*Records provided*
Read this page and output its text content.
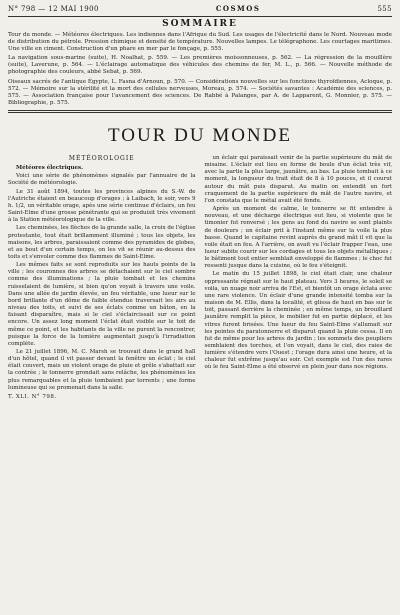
N° 798 — 12 MAI 1900	COSMOS	555
SOMMAIRE

Tour du monde. — Météores électriques. Les indiennes dans l'Afrique du Sud. Les usages de l'électricité dans le Nord. Nouveau mode de distribution du pétrole. Pression chimique et densité de température. Nouvelles lampes. Le télégraphone. Les courtages maritimes. Une ville en ciment. Construction d'un phare en mer par le fonçage, p. 555.

La navigation sous-marine (suite), H. Noalhat, p. 559. — Les premières moissonneuses, p. 562. — La régression de la mouillère (suite), Laverune, p. 564. — L'éclairage automatique des véhicules des chemins de fer, M. L., p. 566. — Nouvelle méthode de photographie des couleurs, abbé Sebat, p. 569.

Oiseaux sacrés de l'antique Égypte, L. Fasna d'Arnoun, p. 570. — Considérations nouvelles sur les fonctions thyroïdiennes, Acloque, p. 572. — Mémoire sur la stérilité et la mort des cellules nerveuses, Moreau, p. 574. — Sociétés savantes : Académie des sciences, p. 575. — Association française pour l'avancement des sciences. De Rabbé à Palanges, par A. de Lapparent, G. Monnier, p. 575. — Bibliographie, p. 575.

TOUR DU MONDE

MÉTÉOROLOGIE

Météores électriques.

Voici une série de phénomènes signalés par l'annuaire de la Société de météorologie.

Le 31 août 1894, toutes les provinces alpines du S.-W. de l'Autriche étaient en beaucoup d'orages ; à Laibach, le soir, vers 9 h. 1/2, un véritable orage, apès une série continue d'éclairs, un feu Saint-Elme d'une grosse pénétrante qui se produisit très vivement à la Station météorologique de la ville.

Les cheminées, les flèches de la grande salle, la croix de l'église protestante, tout était brillamment illuminé ; tous les objets, les maisons, les arbres, paraissaient comme des pyramides de globes, et au bout d'un certain temps, on les vit se réunir au-dessus des toits et s'envoler comme des flammes de Saint-Elme.

Les mêmes faits se sont reproduits sur les hauts points de la ville ; les couronnes des arbres se détachaient sur le ciel sombre comme des illuminations ; la pluie tombait et les chemins ruisselaient de lumière, si bien qu'on voyait à travers une voile. Dans une allée de jardin élevée, un feu véritable, une lueur sur le bord brillante d'un dôme de faible étendue traversait les airs au niveau des toits, et suivi de ses éclats comme un bâton, en la faisant disparaître, mais si le ciel s'éclaircissait sur ce point encore. Un assez long moment l'éclat était visible sur le toit de même ce point, et les habitants de la ville ne purent la rencontrer, puisque la force de la lumière augmentait jusqu'à l'irradiation complète.

Le 21 juillet 1896, M. C. Marsh se trouvait dans le grand hall d'un hôtel, quand il vit passer devant la fenêtre un éclat ; le ciel était couvert, mais un violent orage de pluie et grêle s'abattait sur la contrée ; le tonnerre grondait sans relâche, les phénomènes les plus remarquables et la pluie tombaient par torrents ; une forme lumineuse qui se promenait dans la salle.

T. XLI. N° 798.

un éclair qui paraissait venir de la partie supérieure du mât de misaine. L'éclair eut lieu en forme de boule d'un éclat très vif, avec la partie la plus large, jaunâtre, au bas. La pluie tombait à ce moment, la longueur du trait était de 8 à 10 pouces, et il courut autour du mât puis disparut. Au matin on entendit un fort craquement de la partie supérieure du mât de l'autre navire, et l'on constata que le métal avait été fondu.

Après un moment de calme, le tonnerre se fit entendre à nouveau, et une décharge électrique eut lieu, si violente que le timonier fut renversé ; les gens au fond du navire se sont plaints de douleurs ; un éclair prit à l'instant même sur la voile la plus basse. Quand le capitaine revint auprès du grand mât il vit que la voile était en feu. A l'arrière, on avait vu l'éclair frapper l'eau, une lueur subite courir sur les cordages et tous les objets métalliques ; le bâtiment tout entier semblait enveloppé de flammes ; le choc fut ressenti jusque dans la cuisine, où le feu s'éteignit.

Le matin du 15 juillet 1898, le ciel était clair, une chaleur oppressante régnait sur le haut plateau. Vers 3 heures, le soleil se voila, un nuage noir arriva de l'Est, et bientôt un orage éclata avec une rare violence. Un éclair d'une grande intensité tomba sur la maison de M. Ellis, dans la localité, et glissa de haut en bas sur le toit, passant derrière la cheminée ; en même temps, un brouillard jaunâtre remplit la pièce, le mobilier fut en partie déplacé, et les vitres furent brisées. Une lueur du feu Saint-Elme s'allumait sur les pointes du paratonnerre et disparut quand la pluie cessa. Il en fut de même pour les arbres du jardin ; les sommets des peupliers semblaient des torches, et l'on voyait, dans le ciel, des raies de lumière s'étendre vers l'Ouest ; l'orage dura ainsi une heure, et la chaleur fut extrême jusqu'au soir. Cet exemple est l'un des rares où le feu Saint-Elme a été observé en plein jour dans nos régions.
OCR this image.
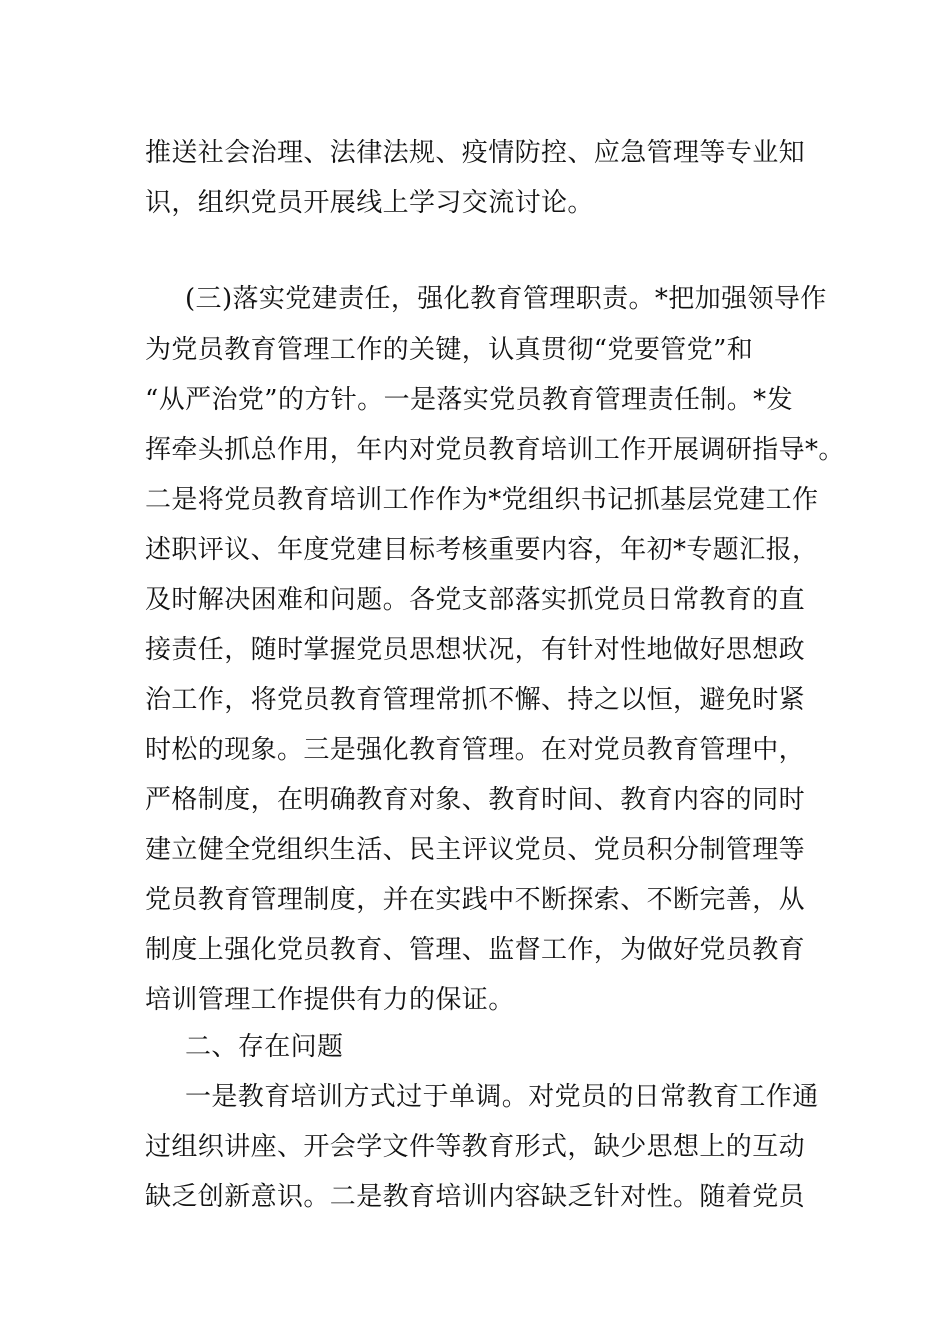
推送社会治理、法律法规、疫情防控、应急管理等专业知
识，组织党员开展线上学习交流讨论。
(三)落实党建责任，强化教育管理职责。*把加强领导作
为党员教育管理工作的关键，认真贯彻“党要管党”和
“从严治党”的方针。一是落实党员教育管理责任制。*发
挥牵头抓总作用，年内对党员教育培训工作开展调研指导*。
二是将党员教育培训工作作为*党组织书记抓基层党建工作
述职评议、年度党建目标考核重要内容，年初*专题汇报，
及时解决困难和问题。各党支部落实抓党员日常教育的直
接责任，随时掌握党员思想状况，有针对性地做好思想政
治工作，将党员教育管理常抓不懈、持之以恒，避免时紧
时松的现象。三是强化教育管理。在对党员教育管理中，
严格制度，在明确教育对象、教育时间、教育内容的同时
建立健全党组织生活、民主评议党员、党员积分制管理等
党员教育管理制度，并在实践中不断探索、不断完善，从
制度上强化党员教育、管理、监督工作，为做好党员教育
培训管理工作提供有力的保证。
二、存在问题
一是教育培训方式过于单调。对党员的日常教育工作通
过组织讲座、开会学文件等教育形式，缺少思想上的互动
缺乏创新意识。二是教育培训内容缺乏针对性。随着党员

*Problem description*
Every line of the data above should be quoted exactly. Omit the pictures.

*The completed task*
Read this page and output its text content.
N° 798 — 12 MAI 1900	COSMOS	555
SOMMAIRE

Tour du monde. — Météores électriques. Les indiennes dans l'Afrique du Sud. Les usages de l'électricité dans le Nord. Nouveau mode de distribution du pétrole. Pression chimique et densité de température. Nouvelles lampes. Le télégraphone. Les courtages maritimes. Une ville en ciment. Construction d'un phare en mer par le fonçage, p. 555.

La navigation sous-marine (suite), H. Noalhat, p. 559. — Les premières moissonneuses, p. 562. — La régression de la mouillère (suite), Laverune, p. 564. — L'éclairage automatique des véhicules des chemins de fer, M. L., p. 566. — Nouvelle méthode de photographie des couleurs, abbé Sebat, p. 569.

Oiseaux sacrés de l'antique Égypte, L. Fasna d'Arnoun, p. 570. — Considérations nouvelles sur les fonctions thyroïdiennes, Acloque, p. 572. — Mémoire sur la stérilité et la mort des cellules nerveuses, Moreau, p. 574. — Sociétés savantes : Académie des sciences, p. 575. — Association française pour l'avancement des sciences. De Rabbé à Palanges, par A. de Lapparent, G. Monnier, p. 575. — Bibliographie, p. 575.

TOUR DU MONDE

MÉTÉOROLOGIE

Météores électriques.

Voici une série de phénomènes signalés par l'annuaire de la Société de météorologie.

Le 31 août 1894, toutes les provinces alpines du S.-W. de l'Autriche étaient en beaucoup d'orages ; à Laibach, le soir, vers 9 h. 1/2, un véritable orage, apès une série continue d'éclairs, un feu Saint-Elme d'une grosse pénétrante qui se produisit très vivement à la Station météorologique de la ville.

Les cheminées, les flèches de la grande salle, la croix de l'église protestante, tout était brillamment illuminé ; tous les objets, les maisons, les arbres, paraissaient comme des pyramides de globes, et au bout d'un certain temps, on les vit se réunir au-dessus des toits et s'envoler comme des flammes de Saint-Elme.

Les mêmes faits se sont reproduits sur les hauts points de la ville ; les couronnes des arbres se détachaient sur le ciel sombre comme des illuminations ; la pluie tombait et les chemins ruisselaient de lumière, si bien qu'on voyait à travers une voile. Dans une allée de jardin élevée, un feu véritable, une lueur sur le bord brillante d'un dôme de faible étendue traversait les airs au niveau des toits, et suivi de ses éclats comme un bâton, en la faisant disparaître, mais si le ciel s'éclaircissait sur ce point encore. Un assez long moment l'éclat était visible sur le toit de même ce point, et les habitants de la ville ne purent la rencontrer, puisque la force de la lumière augmentait jusqu'à l'irradiation complète.

Le 21 juillet 1896, M. C. Marsh se trouvait dans le grand hall d'un hôtel, quand il vit passer devant la fenêtre un éclat ; le ciel était couvert, mais un violent orage de pluie et grêle s'abattait sur la contrée ; le tonnerre grondait sans relâche, les phénomènes les plus remarquables et la pluie tombaient par torrents ; une forme lumineuse qui se promenait dans la salle.

T. XLI. N° 798.

un éclair qui paraissait venir de la partie supérieure du mât de misaine. L'éclair eut lieu en forme de boule d'un éclat très vif, avec la partie la plus large, jaunâtre, au bas. La pluie tombait à ce moment, la longueur du trait était de 8 à 10 pouces, et il courut autour du mât puis disparut. Au matin on entendit un fort craquement de la partie supérieure du mât de l'autre navire, et l'on constata que le métal avait été fondu.

Après un moment de calme, le tonnerre se fit entendre à nouveau, et une décharge électrique eut lieu, si violente que le timonier fut renversé ; les gens au fond du navire se sont plaints de douleurs ; un éclair prit à l'instant même sur la voile la plus basse. Quand le capitaine revint auprès du grand mât il vit que la voile était en feu. A l'arrière, on avait vu l'éclair frapper l'eau, une lueur subite courir sur les cordages et tous les objets métalliques ; le bâtiment tout entier semblait enveloppé de flammes ; le choc fut ressenti jusque dans la cuisine, où le feu s'éteignit.

Le matin du 15 juillet 1898, le ciel était clair, une chaleur oppressante régnait sur le haut plateau. Vers 3 heures, le soleil se voila, un nuage noir arriva de l'Est, et bientôt un orage éclata avec une rare violence. Un éclair d'une grande intensité tomba sur la maison de M. Ellis, dans la localité, et glissa de haut en bas sur le toit, passant derrière la cheminée ; en même temps, un brouillard jaunâtre remplit la pièce, le mobilier fut en partie déplacé, et les vitres furent brisées. Une lueur du feu Saint-Elme s'allumait sur les pointes du paratonnerre et disparut quand la pluie cessa. Il en fut de même pour les arbres du jardin ; les sommets des peupliers semblaient des torches, et l'on voyait, dans le ciel, des raies de lumière s'étendre vers l'Ouest ; l'orage dura ainsi une heure, et la chaleur fut extrême jusqu'au soir. Cet exemple est l'un des rares où le feu Saint-Elme a été observé en plein jour dans nos régions.
OCR this image.
推送社会治理、法律法规、疫情防控、应急管理等专业知
识，组织党员开展线上学习交流讨论。
(三)落实党建责任，强化教育管理职责。*把加强领导作
为党员教育管理工作的关键，认真贯彻“党要管党”和
“从严治党”的方针。一是落实党员教育管理责任制。*发
挥牵头抓总作用，年内对党员教育培训工作开展调研指导*。
二是将党员教育培训工作作为*党组织书记抓基层党建工作
述职评议、年度党建目标考核重要内容，年初*专题汇报，
及时解决困难和问题。各党支部落实抓党员日常教育的直
接责任，随时掌握党员思想状况，有针对性地做好思想政
治工作，将党员教育管理常抓不懈、持之以恒，避免时紧
时松的现象。三是强化教育管理。在对党员教育管理中，
严格制度，在明确教育对象、教育时间、教育内容的同时
建立健全党组织生活、民主评议党员、党员积分制管理等
党员教育管理制度，并在实践中不断探索、不断完善，从
制度上强化党员教育、管理、监督工作，为做好党员教育
培训管理工作提供有力的保证。
二、存在问题
一是教育培训方式过于单调。对党员的日常教育工作通
过组织讲座、开会学文件等教育形式，缺少思想上的互动
缺乏创新意识。二是教育培训内容缺乏针对性。随着党员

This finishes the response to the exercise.